[Collected data entries]
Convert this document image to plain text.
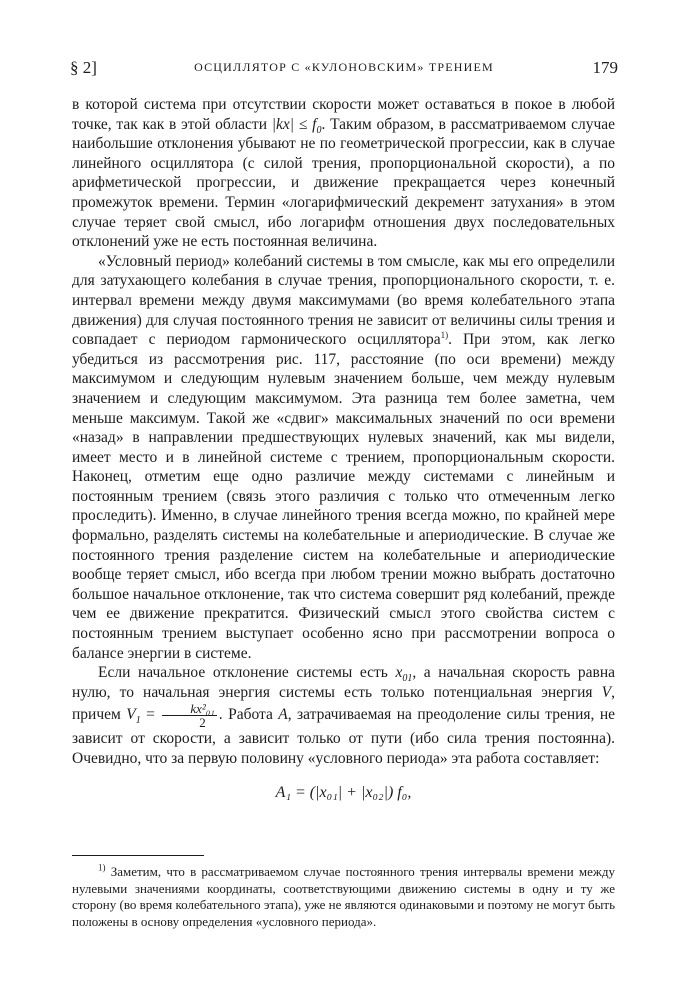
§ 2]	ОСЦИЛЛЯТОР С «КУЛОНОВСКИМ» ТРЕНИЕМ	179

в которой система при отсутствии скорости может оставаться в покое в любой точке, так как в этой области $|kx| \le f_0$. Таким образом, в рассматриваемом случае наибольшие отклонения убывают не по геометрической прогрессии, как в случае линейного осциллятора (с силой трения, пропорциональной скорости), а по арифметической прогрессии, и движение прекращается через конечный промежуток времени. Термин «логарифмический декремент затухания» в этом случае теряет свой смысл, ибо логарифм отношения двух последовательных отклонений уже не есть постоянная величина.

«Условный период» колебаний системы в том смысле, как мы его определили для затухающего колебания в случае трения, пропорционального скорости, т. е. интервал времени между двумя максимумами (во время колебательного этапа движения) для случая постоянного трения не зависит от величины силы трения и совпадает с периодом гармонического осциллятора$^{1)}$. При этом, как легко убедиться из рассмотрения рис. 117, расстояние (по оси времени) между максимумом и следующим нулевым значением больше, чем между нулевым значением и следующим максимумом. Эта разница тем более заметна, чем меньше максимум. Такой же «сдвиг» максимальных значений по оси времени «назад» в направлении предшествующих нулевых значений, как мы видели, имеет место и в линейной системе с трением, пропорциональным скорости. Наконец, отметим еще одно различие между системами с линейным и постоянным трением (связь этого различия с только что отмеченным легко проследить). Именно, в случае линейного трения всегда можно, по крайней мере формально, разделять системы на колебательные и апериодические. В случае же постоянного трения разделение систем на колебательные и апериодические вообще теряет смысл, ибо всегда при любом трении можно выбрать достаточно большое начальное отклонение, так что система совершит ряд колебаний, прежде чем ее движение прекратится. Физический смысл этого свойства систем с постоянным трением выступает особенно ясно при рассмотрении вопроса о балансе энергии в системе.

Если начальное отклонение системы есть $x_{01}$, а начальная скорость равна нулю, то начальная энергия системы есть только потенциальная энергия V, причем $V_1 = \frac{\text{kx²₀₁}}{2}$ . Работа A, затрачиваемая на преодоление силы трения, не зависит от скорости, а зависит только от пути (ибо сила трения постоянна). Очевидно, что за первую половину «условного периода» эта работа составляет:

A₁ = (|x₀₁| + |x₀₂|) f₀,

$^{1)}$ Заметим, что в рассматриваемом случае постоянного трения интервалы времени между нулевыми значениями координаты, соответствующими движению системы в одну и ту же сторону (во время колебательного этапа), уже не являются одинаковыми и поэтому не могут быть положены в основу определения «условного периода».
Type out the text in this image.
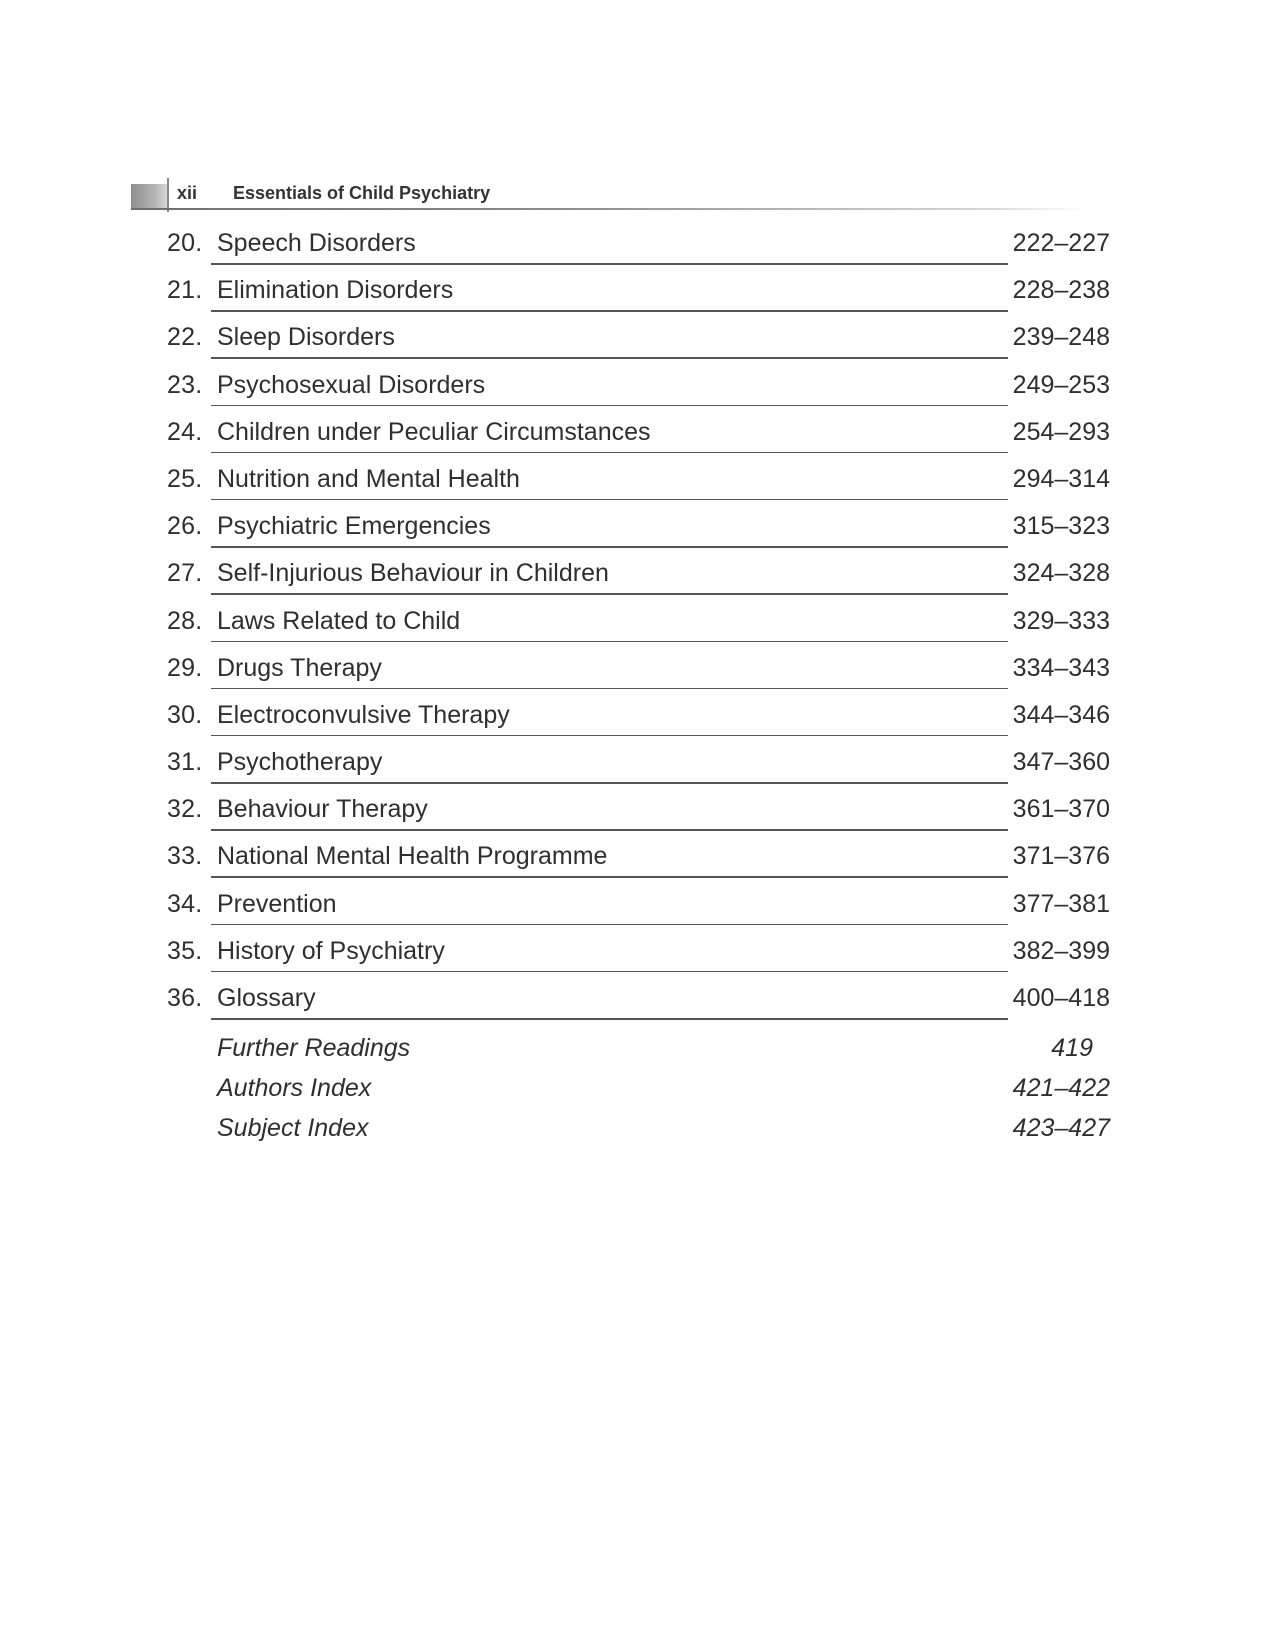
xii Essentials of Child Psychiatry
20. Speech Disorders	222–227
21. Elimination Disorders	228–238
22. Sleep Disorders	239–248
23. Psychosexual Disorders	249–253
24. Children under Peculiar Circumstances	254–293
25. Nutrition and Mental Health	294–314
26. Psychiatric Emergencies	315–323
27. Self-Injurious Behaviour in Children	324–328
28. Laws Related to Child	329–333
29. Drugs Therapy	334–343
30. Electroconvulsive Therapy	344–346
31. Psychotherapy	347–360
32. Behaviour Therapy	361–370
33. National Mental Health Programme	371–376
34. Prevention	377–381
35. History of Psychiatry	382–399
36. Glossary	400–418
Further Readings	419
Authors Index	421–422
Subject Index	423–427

CHALLENGE
Omit the pictures and write out the lines above from the one with "Type out the text in this image." through the last, unchanged.

EXERCISE SOLUTION
Type out the text in this image.
xii Essentials of Child Psychiatry
20. Speech Disorders	222–227
21. Elimination Disorders	228–238
22. Sleep Disorders	239–248
23. Psychosexual Disorders	249–253
24. Children under Peculiar Circumstances	254–293
25. Nutrition and Mental Health	294–314
26. Psychiatric Emergencies	315–323
27. Self-Injurious Behaviour in Children	324–328
28. Laws Related to Child	329–333
29. Drugs Therapy	334–343
30. Electroconvulsive Therapy	344–346
31. Psychotherapy	347–360
32. Behaviour Therapy	361–370
33. National Mental Health Programme	371–376
34. Prevention	377–381
35. History of Psychiatry	382–399
36. Glossary	400–418
Further Readings	419
Authors Index	421–422
Subject Index	423–427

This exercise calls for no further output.